> Exercise description: Select each line where the word "Geimpfte" appears.

> Recorded data:
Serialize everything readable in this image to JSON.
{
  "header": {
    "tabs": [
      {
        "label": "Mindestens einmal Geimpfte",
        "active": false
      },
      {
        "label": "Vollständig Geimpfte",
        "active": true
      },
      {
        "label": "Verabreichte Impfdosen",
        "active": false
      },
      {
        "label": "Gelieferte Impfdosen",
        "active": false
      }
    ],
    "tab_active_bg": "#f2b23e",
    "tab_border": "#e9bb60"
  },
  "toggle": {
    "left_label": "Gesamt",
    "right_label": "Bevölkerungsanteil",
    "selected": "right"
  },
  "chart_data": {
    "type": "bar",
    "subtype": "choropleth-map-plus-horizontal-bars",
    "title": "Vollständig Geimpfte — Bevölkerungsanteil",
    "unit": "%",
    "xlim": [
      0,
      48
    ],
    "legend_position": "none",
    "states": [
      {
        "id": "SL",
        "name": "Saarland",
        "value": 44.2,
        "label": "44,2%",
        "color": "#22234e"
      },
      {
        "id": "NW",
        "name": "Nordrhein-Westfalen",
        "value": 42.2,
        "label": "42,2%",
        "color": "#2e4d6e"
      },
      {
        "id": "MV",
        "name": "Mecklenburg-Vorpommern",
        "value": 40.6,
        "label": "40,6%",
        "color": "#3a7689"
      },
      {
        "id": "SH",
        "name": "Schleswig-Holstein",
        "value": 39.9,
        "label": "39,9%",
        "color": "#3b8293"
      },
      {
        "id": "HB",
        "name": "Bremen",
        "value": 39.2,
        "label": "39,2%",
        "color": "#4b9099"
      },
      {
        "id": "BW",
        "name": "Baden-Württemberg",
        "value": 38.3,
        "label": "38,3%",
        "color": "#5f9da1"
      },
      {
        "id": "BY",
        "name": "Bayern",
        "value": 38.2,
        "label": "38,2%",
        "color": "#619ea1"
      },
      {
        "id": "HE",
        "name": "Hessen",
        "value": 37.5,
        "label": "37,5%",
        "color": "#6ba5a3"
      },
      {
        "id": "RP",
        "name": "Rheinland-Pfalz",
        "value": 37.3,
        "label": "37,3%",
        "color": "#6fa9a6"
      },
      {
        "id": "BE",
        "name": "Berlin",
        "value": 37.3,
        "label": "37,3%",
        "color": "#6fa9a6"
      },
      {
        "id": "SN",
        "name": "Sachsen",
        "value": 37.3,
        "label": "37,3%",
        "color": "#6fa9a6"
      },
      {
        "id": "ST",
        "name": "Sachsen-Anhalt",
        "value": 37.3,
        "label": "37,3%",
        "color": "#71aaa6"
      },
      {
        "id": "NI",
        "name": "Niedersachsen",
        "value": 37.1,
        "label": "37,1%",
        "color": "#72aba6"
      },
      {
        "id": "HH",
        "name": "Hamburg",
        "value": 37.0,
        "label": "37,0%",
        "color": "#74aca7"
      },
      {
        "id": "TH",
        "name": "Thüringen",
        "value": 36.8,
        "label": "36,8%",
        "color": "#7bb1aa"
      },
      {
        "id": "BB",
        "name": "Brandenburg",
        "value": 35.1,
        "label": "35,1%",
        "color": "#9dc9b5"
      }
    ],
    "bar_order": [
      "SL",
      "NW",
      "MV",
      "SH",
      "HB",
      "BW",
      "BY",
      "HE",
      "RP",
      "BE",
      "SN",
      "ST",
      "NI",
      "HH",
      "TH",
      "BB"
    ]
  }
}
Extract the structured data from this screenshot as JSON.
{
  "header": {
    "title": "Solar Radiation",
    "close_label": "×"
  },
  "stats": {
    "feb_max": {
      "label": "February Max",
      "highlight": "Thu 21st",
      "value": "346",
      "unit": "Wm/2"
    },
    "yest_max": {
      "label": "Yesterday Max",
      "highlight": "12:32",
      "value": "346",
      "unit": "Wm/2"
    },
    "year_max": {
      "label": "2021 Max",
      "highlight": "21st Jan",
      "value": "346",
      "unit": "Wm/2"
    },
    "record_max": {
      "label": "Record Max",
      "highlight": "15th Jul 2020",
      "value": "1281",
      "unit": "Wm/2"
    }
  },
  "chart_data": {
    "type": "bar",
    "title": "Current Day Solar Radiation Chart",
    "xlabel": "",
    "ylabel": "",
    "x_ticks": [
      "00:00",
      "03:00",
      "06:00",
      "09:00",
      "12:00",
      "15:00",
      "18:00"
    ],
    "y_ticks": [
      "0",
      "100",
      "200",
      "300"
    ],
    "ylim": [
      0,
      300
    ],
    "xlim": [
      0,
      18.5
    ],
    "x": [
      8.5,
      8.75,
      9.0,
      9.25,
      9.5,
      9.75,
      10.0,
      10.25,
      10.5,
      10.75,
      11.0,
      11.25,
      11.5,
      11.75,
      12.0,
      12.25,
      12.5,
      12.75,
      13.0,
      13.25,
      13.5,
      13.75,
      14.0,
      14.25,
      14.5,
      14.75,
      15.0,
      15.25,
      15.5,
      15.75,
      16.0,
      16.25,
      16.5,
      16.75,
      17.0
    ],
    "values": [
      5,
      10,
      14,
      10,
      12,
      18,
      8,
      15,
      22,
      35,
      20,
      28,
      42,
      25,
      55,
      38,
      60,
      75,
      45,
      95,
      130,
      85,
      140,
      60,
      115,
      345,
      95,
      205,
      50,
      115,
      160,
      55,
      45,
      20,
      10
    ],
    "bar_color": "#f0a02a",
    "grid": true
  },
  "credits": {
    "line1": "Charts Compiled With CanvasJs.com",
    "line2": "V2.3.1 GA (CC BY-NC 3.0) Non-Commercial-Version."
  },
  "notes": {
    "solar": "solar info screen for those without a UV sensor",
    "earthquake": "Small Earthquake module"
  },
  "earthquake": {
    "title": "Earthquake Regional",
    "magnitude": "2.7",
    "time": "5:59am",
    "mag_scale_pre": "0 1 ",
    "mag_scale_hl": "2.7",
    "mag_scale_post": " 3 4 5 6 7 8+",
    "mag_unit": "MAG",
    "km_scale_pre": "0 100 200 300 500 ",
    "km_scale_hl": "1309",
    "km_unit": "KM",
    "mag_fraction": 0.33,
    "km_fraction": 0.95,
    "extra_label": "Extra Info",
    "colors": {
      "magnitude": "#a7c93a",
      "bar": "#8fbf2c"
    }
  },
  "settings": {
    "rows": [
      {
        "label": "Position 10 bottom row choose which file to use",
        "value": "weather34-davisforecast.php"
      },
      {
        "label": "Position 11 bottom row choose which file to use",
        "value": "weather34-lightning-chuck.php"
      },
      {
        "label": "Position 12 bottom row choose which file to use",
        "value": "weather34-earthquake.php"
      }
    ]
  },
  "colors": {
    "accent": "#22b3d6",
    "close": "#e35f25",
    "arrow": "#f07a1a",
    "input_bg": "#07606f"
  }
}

> Worked solution:
        "label": "Mindestens einmal Geimpfte",
        "label": "Vollständig Geimpfte",
    "title": "Vollständig Geimpfte — Bevölkerungsanteil",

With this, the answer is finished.